--- start of Data rows ---

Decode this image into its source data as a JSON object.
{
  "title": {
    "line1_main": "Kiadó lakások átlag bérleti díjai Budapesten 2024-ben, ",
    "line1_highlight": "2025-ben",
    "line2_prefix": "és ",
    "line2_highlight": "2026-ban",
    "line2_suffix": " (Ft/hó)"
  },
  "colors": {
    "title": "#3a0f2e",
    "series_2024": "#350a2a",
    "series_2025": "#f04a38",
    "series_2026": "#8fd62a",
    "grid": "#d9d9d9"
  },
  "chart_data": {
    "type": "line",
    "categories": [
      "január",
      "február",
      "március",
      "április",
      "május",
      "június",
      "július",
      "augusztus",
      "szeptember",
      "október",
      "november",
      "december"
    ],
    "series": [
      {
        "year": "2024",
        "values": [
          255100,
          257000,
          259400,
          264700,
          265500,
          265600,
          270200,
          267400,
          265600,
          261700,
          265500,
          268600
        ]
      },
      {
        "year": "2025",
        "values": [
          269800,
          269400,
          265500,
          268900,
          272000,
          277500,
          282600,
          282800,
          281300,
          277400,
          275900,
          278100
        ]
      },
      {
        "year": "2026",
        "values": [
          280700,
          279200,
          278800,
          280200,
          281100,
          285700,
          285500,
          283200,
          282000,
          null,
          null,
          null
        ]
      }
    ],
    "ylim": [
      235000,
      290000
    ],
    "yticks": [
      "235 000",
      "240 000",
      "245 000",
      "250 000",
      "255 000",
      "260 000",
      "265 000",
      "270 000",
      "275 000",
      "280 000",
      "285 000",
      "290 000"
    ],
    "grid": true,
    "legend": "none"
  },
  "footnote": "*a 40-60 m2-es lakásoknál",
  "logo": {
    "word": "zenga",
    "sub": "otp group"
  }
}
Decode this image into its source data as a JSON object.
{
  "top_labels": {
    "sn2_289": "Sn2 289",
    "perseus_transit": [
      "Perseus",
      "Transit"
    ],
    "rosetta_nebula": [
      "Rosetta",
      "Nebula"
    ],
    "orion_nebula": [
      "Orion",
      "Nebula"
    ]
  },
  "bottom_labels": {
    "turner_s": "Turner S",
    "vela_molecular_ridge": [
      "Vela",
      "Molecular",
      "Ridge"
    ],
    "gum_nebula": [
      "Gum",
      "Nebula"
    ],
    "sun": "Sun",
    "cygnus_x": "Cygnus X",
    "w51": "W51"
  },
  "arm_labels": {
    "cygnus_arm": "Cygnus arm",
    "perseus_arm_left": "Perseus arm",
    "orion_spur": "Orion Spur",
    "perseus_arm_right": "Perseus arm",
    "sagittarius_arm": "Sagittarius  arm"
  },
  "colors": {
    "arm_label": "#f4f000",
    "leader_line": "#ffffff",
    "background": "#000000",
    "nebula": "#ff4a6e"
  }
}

--- end of Data rows ---

Your objective: Write out every record verbatim.

Result below:
Decode this image into its source data as a JSON object.
{
  "title": {
    "line1_main": "Kiadó lakások átlag bérleti díjai Budapesten 2024-ben, ",
    "line1_highlight": "2025-ben",
    "line2_prefix": "és ",
    "line2_highlight": "2026-ban",
    "line2_suffix": " (Ft/hó)"
  },
  "colors": {
    "title": "#3a0f2e",
    "series_2024": "#350a2a",
    "series_2025": "#f04a38",
    "series_2026": "#8fd62a",
    "grid": "#d9d9d9"
  },
  "chart_data": {
    "type": "line",
    "categories": [
      "január",
      "február",
      "március",
      "április",
      "május",
      "június",
      "július",
      "augusztus",
      "szeptember",
      "október",
      "november",
      "december"
    ],
    "series": [
      {
        "year": "2024",
        "values": [
          255100,
          257000,
          259400,
          264700,
          265500,
          265600,
          270200,
          267400,
          265600,
          261700,
          265500,
          268600
        ]
      },
      {
        "year": "2025",
        "values": [
          269800,
          269400,
          265500,
          268900,
          272000,
          277500,
          282600,
          282800,
          281300,
          277400,
          275900,
          278100
        ]
      },
      {
        "year": "2026",
        "values": [
          280700,
          279200,
          278800,
          280200,
          281100,
          285700,
          285500,
          283200,
          282000,
          null,
          null,
          null
        ]
      }
    ],
    "ylim": [
      235000,
      290000
    ],
    "yticks": [
      "235 000",
      "240 000",
      "245 000",
      "250 000",
      "255 000",
      "260 000",
      "265 000",
      "270 000",
      "275 000",
      "280 000",
      "285 000",
      "290 000"
    ],
    "grid": true,
    "legend": "none"
  },
  "footnote": "*a 40-60 m2-es lakásoknál",
  "logo": {
    "word": "zenga",
    "sub": "otp group"
  }
}
Decode this image into its source data as a JSON object.
{
  "top_labels": {
    "sn2_289": "Sn2 289",
    "perseus_transit": [
      "Perseus",
      "Transit"
    ],
    "rosetta_nebula": [
      "Rosetta",
      "Nebula"
    ],
    "orion_nebula": [
      "Orion",
      "Nebula"
    ]
  },
  "bottom_labels": {
    "turner_s": "Turner S",
    "vela_molecular_ridge": [
      "Vela",
      "Molecular",
      "Ridge"
    ],
    "gum_nebula": [
      "Gum",
      "Nebula"
    ],
    "sun": "Sun",
    "cygnus_x": "Cygnus X",
    "w51": "W51"
  },
  "arm_labels": {
    "cygnus_arm": "Cygnus arm",
    "perseus_arm_left": "Perseus arm",
    "orion_spur": "Orion Spur",
    "perseus_arm_right": "Perseus arm",
    "sagittarius_arm": "Sagittarius  arm"
  },
  "colors": {
    "arm_label": "#f4f000",
    "leader_line": "#ffffff",
    "background": "#000000",
    "nebula": "#ff4a6e"
  }
}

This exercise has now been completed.